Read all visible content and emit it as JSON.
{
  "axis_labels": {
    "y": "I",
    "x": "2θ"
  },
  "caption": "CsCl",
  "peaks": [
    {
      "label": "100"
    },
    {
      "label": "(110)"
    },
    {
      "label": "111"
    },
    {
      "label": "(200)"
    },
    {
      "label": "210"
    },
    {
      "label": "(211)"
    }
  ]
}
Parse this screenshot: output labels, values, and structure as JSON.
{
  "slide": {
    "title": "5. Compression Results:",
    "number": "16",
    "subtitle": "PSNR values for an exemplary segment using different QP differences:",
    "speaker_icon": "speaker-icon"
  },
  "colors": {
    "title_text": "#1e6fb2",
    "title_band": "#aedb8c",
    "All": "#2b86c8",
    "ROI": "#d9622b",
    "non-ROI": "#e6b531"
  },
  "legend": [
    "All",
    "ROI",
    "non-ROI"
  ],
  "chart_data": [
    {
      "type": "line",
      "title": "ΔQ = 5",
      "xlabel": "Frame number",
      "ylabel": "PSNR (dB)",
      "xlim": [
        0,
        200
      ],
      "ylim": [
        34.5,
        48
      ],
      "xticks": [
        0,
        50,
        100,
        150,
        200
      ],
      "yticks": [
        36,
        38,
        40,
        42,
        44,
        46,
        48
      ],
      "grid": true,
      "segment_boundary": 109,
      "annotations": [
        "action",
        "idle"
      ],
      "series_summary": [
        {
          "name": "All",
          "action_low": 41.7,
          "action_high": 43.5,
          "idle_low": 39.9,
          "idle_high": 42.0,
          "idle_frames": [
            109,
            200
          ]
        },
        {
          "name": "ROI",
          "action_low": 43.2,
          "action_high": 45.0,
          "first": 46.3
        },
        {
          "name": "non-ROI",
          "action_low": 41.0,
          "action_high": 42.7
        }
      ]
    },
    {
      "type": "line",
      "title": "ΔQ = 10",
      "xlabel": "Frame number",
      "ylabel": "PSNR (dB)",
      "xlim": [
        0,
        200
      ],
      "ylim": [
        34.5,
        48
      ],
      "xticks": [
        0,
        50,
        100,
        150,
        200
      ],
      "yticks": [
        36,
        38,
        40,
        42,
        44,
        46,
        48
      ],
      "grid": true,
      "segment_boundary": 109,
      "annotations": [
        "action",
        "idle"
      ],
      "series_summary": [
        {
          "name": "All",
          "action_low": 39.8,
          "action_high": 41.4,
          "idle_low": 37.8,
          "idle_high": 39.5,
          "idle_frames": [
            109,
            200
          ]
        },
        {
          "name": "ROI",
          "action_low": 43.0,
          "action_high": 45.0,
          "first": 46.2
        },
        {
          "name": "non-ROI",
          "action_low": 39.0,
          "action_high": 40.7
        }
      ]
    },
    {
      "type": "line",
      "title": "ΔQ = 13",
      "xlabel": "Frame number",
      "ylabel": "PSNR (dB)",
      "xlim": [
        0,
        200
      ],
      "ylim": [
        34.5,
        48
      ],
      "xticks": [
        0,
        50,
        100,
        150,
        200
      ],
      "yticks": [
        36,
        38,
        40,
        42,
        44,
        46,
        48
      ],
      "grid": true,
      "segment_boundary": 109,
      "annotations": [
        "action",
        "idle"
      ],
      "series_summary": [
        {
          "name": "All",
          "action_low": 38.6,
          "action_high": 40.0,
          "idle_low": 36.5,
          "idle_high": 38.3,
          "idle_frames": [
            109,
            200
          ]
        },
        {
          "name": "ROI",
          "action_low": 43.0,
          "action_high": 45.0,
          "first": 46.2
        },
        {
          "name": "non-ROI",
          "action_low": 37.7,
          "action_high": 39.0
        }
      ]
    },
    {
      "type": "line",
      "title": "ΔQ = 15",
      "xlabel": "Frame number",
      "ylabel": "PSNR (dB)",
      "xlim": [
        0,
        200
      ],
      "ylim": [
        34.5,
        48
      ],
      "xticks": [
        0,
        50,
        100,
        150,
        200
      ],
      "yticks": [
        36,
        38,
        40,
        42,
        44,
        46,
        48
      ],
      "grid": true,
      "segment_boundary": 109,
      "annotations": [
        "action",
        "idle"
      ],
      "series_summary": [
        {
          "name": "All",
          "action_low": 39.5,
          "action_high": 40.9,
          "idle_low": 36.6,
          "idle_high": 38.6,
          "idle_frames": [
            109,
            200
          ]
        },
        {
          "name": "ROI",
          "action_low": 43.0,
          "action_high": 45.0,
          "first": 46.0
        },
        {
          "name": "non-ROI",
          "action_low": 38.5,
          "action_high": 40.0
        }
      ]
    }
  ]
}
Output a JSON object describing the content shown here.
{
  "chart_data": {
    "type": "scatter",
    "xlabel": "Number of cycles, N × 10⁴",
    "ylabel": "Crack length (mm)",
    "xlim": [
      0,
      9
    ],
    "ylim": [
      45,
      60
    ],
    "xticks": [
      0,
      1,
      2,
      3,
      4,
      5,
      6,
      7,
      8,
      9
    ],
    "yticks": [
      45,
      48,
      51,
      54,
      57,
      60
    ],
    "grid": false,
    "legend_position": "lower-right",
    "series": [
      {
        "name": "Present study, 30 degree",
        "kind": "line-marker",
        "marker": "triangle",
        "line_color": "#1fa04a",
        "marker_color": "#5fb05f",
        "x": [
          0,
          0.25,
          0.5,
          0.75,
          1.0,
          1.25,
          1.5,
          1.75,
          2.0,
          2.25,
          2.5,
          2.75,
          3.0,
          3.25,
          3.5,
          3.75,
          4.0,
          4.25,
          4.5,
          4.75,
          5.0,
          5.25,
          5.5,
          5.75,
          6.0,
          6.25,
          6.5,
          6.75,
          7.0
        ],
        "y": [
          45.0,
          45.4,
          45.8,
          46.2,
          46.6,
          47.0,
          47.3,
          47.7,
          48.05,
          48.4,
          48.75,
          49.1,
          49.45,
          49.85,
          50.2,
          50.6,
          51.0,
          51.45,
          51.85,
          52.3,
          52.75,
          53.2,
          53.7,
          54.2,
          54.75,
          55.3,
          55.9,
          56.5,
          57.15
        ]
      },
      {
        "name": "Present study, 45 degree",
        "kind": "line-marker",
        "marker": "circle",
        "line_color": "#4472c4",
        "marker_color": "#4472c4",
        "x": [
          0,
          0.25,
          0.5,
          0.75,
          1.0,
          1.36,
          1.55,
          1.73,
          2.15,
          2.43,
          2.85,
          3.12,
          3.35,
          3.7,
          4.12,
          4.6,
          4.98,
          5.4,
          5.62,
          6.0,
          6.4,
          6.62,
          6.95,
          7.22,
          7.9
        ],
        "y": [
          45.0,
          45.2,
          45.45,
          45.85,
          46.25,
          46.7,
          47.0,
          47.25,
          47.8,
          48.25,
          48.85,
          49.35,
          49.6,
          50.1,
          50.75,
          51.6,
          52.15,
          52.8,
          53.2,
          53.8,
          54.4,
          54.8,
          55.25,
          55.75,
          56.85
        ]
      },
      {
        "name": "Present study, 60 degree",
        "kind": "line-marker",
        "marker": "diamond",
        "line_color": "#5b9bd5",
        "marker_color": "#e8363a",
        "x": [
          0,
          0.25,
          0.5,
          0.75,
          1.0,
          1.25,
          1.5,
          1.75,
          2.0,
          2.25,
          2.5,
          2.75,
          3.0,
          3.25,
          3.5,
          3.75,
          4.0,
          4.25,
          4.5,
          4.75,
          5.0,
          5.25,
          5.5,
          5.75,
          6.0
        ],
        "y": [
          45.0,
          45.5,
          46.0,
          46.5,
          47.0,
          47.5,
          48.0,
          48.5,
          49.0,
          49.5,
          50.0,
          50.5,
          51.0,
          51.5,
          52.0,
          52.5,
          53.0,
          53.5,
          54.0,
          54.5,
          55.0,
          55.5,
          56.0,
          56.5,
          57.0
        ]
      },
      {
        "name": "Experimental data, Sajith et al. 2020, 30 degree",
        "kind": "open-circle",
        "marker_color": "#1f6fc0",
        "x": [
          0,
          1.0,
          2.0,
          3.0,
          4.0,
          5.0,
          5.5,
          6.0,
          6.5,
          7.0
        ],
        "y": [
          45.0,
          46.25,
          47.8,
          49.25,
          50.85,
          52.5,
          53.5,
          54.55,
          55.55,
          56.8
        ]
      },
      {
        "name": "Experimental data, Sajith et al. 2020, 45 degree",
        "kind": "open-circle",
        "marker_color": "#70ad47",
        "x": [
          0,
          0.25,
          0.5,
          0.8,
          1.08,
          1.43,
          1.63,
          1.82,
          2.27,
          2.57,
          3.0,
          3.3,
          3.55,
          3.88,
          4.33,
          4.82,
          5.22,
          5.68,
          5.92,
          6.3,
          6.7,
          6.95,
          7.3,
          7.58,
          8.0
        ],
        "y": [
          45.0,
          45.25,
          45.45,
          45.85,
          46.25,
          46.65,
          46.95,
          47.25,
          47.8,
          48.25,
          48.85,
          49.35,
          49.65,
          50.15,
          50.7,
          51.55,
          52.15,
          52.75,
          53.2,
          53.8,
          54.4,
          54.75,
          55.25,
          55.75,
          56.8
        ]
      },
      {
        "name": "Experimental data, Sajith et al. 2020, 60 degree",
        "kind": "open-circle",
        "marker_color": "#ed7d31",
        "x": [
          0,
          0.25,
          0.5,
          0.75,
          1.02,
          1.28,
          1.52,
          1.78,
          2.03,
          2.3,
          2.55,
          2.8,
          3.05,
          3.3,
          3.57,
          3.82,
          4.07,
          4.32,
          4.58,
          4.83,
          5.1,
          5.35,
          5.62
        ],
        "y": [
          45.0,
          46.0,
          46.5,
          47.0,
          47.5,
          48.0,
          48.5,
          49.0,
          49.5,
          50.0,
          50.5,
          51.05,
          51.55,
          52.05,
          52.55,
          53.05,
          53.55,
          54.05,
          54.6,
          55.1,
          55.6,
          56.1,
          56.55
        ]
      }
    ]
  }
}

··········

Search the records for the word "degree", then list every line that has it.

Final result >>
        "name": "Present study, 30 degree",
        "name": "Present study, 45 degree",
        "name": "Present study, 60 degree",
        "name": "Experimental data, Sajith et al. 2020, 30 degree",
        "name": "Experimental data, Sajith et al. 2020, 45 degree",
        "name": "Experimental data, Sajith et al. 2020, 60 degree",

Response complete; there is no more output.